**Short problem**
Reproduce every line in the listing that contains the word "arrival".

**Record extracts**

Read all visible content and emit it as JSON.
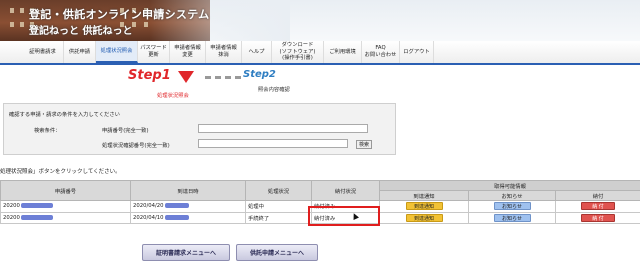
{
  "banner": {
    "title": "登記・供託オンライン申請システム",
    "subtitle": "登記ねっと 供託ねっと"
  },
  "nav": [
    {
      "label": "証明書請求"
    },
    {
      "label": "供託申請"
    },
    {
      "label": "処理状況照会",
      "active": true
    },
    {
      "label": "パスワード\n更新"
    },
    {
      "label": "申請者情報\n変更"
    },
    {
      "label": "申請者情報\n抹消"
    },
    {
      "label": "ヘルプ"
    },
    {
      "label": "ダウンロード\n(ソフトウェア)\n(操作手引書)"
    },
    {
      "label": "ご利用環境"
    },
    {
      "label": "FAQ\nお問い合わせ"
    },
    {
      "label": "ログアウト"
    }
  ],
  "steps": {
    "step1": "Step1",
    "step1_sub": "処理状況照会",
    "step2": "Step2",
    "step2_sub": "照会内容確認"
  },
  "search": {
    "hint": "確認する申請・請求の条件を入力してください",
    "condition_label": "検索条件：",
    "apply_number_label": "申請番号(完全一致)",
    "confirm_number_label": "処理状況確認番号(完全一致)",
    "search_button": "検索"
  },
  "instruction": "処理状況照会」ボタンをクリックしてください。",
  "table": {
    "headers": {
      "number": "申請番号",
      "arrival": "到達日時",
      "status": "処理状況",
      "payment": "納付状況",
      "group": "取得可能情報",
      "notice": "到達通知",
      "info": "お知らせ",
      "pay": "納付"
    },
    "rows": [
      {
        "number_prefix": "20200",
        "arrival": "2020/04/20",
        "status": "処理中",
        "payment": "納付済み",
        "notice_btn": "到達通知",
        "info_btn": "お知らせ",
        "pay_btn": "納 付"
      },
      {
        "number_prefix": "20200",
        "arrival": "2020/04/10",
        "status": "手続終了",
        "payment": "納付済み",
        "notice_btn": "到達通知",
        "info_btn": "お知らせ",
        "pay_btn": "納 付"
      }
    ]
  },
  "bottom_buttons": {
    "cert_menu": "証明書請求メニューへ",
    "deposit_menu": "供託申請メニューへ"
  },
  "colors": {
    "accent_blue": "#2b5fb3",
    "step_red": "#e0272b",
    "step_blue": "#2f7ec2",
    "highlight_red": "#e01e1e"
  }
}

**Expected answer**
      "arrival": "到達日時",
        "arrival": "2020/04/20",
        "arrival": "2020/04/10",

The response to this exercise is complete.